## OBJECTIVE
Write the count of lines that contain the word "ahora" and nothing else.

[Records excerpted from a collection]
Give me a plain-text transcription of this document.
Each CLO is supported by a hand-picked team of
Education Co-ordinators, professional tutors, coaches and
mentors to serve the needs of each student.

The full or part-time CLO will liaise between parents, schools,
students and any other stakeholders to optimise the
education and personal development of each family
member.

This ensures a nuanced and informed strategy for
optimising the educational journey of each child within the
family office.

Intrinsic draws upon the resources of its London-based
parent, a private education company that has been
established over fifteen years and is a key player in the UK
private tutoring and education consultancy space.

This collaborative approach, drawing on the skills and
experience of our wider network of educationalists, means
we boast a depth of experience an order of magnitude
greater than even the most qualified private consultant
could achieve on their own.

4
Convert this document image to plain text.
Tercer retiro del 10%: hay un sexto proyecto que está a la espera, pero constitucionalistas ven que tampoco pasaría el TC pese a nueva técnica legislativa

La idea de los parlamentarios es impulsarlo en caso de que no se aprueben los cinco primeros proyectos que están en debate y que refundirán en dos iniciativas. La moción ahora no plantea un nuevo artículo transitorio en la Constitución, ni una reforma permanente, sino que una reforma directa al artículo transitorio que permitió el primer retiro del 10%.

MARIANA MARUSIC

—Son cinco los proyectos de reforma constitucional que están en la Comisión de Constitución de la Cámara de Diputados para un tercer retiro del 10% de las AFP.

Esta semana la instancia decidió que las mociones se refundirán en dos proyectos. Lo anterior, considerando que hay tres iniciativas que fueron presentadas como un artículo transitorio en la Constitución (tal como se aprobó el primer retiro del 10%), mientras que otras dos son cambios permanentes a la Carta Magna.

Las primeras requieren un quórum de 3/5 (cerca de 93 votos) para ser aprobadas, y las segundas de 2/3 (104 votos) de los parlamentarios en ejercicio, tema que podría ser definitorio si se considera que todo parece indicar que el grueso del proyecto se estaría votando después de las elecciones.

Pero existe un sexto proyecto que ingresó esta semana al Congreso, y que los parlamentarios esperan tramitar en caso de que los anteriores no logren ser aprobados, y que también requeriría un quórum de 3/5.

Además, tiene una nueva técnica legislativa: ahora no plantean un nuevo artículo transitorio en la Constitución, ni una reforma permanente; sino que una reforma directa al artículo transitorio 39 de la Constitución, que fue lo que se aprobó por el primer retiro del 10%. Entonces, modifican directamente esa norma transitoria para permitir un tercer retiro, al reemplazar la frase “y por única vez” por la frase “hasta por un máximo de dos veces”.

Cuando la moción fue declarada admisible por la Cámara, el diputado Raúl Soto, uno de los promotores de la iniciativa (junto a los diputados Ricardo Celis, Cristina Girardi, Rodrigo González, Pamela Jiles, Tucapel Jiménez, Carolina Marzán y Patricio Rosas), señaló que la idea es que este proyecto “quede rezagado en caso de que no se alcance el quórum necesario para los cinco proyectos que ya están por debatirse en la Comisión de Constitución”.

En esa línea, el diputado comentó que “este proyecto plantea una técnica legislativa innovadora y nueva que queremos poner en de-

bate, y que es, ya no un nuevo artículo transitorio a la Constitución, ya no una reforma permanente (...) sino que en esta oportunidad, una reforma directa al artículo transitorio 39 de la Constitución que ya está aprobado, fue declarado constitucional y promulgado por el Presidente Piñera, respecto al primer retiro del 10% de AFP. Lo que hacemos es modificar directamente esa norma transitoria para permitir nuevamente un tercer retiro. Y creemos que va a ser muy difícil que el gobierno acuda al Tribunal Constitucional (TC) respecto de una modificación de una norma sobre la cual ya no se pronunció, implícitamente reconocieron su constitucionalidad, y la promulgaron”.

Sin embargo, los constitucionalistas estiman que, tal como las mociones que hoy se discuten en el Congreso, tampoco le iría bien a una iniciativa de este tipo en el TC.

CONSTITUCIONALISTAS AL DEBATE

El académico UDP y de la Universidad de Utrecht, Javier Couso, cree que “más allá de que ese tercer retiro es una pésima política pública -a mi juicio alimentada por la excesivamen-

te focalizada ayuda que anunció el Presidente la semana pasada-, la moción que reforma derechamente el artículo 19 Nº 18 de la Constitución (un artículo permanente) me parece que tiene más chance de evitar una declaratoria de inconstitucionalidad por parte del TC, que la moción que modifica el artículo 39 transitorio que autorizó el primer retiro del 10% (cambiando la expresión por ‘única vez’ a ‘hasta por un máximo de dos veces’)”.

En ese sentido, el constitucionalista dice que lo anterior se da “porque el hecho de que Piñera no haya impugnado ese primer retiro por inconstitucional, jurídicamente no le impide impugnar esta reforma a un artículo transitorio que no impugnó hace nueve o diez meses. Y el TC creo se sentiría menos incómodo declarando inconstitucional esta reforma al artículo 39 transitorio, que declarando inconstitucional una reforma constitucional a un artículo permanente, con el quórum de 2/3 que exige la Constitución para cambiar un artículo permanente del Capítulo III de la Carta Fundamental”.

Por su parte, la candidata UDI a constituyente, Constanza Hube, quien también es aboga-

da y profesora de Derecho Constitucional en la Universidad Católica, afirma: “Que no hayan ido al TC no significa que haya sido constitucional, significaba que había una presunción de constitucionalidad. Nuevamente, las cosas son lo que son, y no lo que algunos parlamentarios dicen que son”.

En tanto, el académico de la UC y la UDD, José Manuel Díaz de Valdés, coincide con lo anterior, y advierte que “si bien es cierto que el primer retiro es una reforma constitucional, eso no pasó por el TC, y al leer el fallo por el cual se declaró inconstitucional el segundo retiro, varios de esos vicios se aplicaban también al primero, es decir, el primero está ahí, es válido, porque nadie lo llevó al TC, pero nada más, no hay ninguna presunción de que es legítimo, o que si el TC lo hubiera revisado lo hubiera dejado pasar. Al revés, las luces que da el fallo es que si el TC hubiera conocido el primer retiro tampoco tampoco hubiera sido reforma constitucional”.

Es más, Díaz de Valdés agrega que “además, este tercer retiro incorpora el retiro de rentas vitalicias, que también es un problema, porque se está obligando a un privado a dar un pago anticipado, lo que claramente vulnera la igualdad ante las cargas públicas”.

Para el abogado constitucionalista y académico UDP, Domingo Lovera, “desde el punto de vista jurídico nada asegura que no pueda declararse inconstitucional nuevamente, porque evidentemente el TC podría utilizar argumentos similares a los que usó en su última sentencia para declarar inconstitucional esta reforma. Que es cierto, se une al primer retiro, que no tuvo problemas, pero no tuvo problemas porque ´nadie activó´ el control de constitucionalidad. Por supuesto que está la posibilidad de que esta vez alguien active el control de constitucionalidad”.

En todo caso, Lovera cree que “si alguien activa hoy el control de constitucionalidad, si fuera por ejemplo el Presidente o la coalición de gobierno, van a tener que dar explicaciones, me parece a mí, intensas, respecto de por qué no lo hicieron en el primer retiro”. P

## IN RESPONSE
2